TASK TO COMPLETE
Give an exact copy of every line, leaving images out.

[Begin]

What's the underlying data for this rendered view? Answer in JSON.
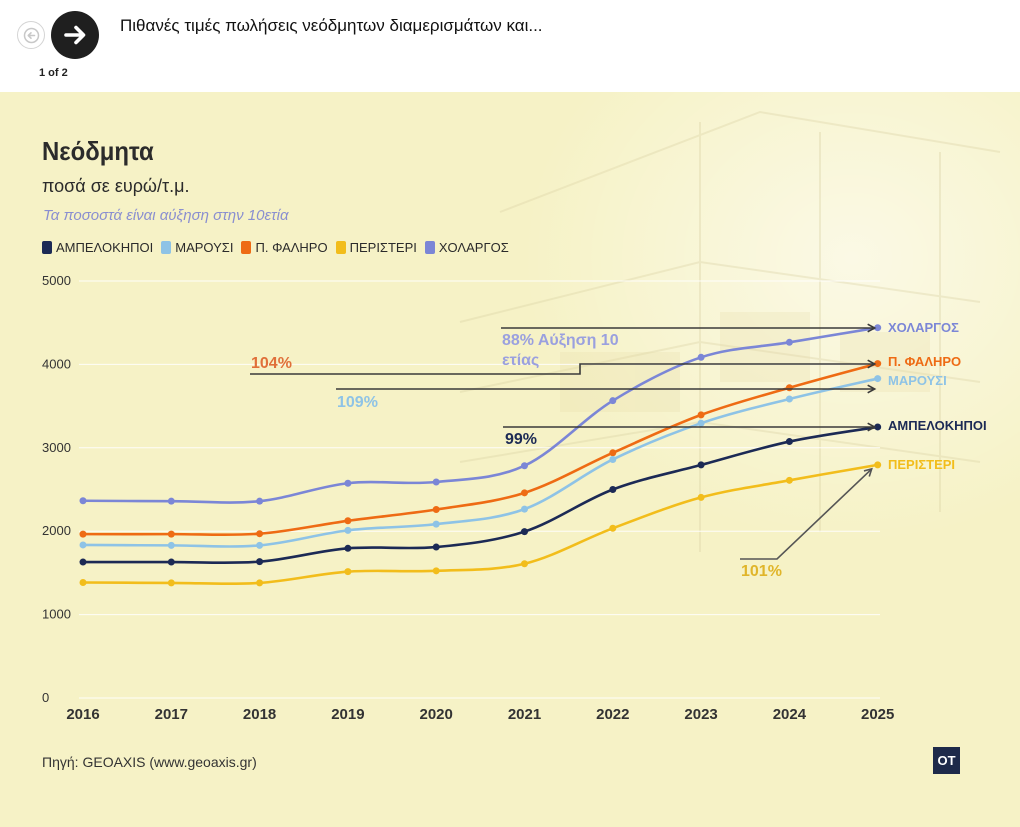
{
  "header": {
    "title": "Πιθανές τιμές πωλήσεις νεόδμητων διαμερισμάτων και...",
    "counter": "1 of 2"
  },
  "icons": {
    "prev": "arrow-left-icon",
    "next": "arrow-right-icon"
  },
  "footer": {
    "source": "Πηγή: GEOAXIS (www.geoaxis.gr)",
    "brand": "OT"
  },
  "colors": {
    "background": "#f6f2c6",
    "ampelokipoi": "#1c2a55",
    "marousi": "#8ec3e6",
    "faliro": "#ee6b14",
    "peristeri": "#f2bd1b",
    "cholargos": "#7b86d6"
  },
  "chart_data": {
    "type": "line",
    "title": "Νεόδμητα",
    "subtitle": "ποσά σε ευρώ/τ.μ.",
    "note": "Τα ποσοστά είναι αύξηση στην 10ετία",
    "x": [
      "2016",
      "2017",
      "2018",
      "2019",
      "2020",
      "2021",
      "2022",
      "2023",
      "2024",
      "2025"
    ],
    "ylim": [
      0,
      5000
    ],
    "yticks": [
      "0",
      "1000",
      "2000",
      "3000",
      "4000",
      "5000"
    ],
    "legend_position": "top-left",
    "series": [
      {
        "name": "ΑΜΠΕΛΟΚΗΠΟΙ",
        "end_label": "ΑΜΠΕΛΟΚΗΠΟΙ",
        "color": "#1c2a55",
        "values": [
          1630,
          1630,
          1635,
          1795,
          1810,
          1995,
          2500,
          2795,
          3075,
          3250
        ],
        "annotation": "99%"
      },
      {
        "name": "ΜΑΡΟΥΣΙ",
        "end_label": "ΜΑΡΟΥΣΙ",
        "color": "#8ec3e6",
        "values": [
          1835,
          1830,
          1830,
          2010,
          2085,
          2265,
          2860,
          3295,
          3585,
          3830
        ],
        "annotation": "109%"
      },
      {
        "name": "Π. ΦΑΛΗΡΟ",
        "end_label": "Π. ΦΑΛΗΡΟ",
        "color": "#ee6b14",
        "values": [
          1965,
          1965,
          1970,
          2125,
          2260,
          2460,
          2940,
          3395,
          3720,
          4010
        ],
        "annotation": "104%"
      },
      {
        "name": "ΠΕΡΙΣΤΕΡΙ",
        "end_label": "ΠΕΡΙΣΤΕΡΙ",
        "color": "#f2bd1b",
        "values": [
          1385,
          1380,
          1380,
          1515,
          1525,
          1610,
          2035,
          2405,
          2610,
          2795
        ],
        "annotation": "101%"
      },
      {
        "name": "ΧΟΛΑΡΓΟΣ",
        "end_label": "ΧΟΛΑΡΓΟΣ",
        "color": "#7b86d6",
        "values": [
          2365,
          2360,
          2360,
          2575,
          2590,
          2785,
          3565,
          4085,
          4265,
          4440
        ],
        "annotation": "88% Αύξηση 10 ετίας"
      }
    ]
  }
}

[End]

WRITTEN SOLUTION
What's the underlying data for this rendered view? Answer in JSON.
{
  "header": {
    "title": "Πιθανές τιμές πωλήσεις νεόδμητων διαμερισμάτων και...",
    "counter": "1 of 2"
  },
  "icons": {
    "prev": "arrow-left-icon",
    "next": "arrow-right-icon"
  },
  "footer": {
    "source": "Πηγή: GEOAXIS (www.geoaxis.gr)",
    "brand": "OT"
  },
  "colors": {
    "background": "#f6f2c6",
    "ampelokipoi": "#1c2a55",
    "marousi": "#8ec3e6",
    "faliro": "#ee6b14",
    "peristeri": "#f2bd1b",
    "cholargos": "#7b86d6"
  },
  "chart_data": {
    "type": "line",
    "title": "Νεόδμητα",
    "subtitle": "ποσά σε ευρώ/τ.μ.",
    "note": "Τα ποσοστά είναι αύξηση στην 10ετία",
    "x": [
      "2016",
      "2017",
      "2018",
      "2019",
      "2020",
      "2021",
      "2022",
      "2023",
      "2024",
      "2025"
    ],
    "ylim": [
      0,
      5000
    ],
    "yticks": [
      "0",
      "1000",
      "2000",
      "3000",
      "4000",
      "5000"
    ],
    "legend_position": "top-left",
    "series": [
      {
        "name": "ΑΜΠΕΛΟΚΗΠΟΙ",
        "end_label": "ΑΜΠΕΛΟΚΗΠΟΙ",
        "color": "#1c2a55",
        "values": [
          1630,
          1630,
          1635,
          1795,
          1810,
          1995,
          2500,
          2795,
          3075,
          3250
        ],
        "annotation": "99%"
      },
      {
        "name": "ΜΑΡΟΥΣΙ",
        "end_label": "ΜΑΡΟΥΣΙ",
        "color": "#8ec3e6",
        "values": [
          1835,
          1830,
          1830,
          2010,
          2085,
          2265,
          2860,
          3295,
          3585,
          3830
        ],
        "annotation": "109%"
      },
      {
        "name": "Π. ΦΑΛΗΡΟ",
        "end_label": "Π. ΦΑΛΗΡΟ",
        "color": "#ee6b14",
        "values": [
          1965,
          1965,
          1970,
          2125,
          2260,
          2460,
          2940,
          3395,
          3720,
          4010
        ],
        "annotation": "104%"
      },
      {
        "name": "ΠΕΡΙΣΤΕΡΙ",
        "end_label": "ΠΕΡΙΣΤΕΡΙ",
        "color": "#f2bd1b",
        "values": [
          1385,
          1380,
          1380,
          1515,
          1525,
          1610,
          2035,
          2405,
          2610,
          2795
        ],
        "annotation": "101%"
      },
      {
        "name": "ΧΟΛΑΡΓΟΣ",
        "end_label": "ΧΟΛΑΡΓΟΣ",
        "color": "#7b86d6",
        "values": [
          2365,
          2360,
          2360,
          2575,
          2590,
          2785,
          3565,
          4085,
          4265,
          4440
        ],
        "annotation": "88% Αύξηση 10 ετίας"
      }
    ]
  }
}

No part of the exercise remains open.